Dataset items:
* * *

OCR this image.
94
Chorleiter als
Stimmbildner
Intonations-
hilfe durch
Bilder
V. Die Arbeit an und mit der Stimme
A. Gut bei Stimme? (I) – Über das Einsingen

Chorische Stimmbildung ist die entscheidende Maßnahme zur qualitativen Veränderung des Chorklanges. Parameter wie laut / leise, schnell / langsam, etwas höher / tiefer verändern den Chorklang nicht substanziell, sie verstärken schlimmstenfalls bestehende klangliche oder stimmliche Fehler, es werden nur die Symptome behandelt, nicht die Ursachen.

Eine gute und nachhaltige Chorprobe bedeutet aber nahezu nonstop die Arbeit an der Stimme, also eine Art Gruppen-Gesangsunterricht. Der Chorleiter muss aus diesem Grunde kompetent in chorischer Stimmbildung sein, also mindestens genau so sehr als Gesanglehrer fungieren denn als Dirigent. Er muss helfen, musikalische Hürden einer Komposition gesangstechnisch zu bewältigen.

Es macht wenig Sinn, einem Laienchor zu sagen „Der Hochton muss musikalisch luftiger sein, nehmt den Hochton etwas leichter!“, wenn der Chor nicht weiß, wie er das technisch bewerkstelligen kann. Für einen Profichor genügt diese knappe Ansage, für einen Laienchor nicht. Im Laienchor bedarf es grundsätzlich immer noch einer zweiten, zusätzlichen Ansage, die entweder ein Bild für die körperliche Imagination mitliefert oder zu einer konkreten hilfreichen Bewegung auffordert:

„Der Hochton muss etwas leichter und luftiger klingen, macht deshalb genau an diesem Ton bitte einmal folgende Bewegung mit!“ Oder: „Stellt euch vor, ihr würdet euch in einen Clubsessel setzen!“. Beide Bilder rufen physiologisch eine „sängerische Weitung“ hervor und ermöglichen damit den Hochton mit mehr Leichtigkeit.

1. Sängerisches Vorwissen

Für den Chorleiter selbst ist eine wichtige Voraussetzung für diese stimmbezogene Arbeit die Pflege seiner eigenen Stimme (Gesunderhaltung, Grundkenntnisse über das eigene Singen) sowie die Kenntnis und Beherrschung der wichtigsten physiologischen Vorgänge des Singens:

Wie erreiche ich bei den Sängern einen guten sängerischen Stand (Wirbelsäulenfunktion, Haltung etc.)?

* * *

Gather up the lines that contain the word "diesem".

Eine gute und nachhaltige Chorprobe bedeutet aber nahezu nonstop die Arbeit an der Stimme, also eine Art Gruppen-Gesangsunterricht. Der Chorleiter muss aus diesem Grunde kompetent in chorischer Stimmbildung sein, also mindestens genau so sehr als Gesanglehrer fungieren denn als Dirigent. Er muss helfen, musikalische Hürden einer Komposition gesangstechnisch zu bewältigen.
„Der Hochton muss etwas leichter und luftiger klingen, macht deshalb genau an diesem Ton bitte einmal folgende Bewegung mit!“ Oder: „Stellt euch vor, ihr würdet euch in einen Clubsessel setzen!“. Beide Bilder rufen physiologisch eine „sängerische Weitung“ hervor und ermöglichen damit den Hochton mit mehr Leichtigkeit.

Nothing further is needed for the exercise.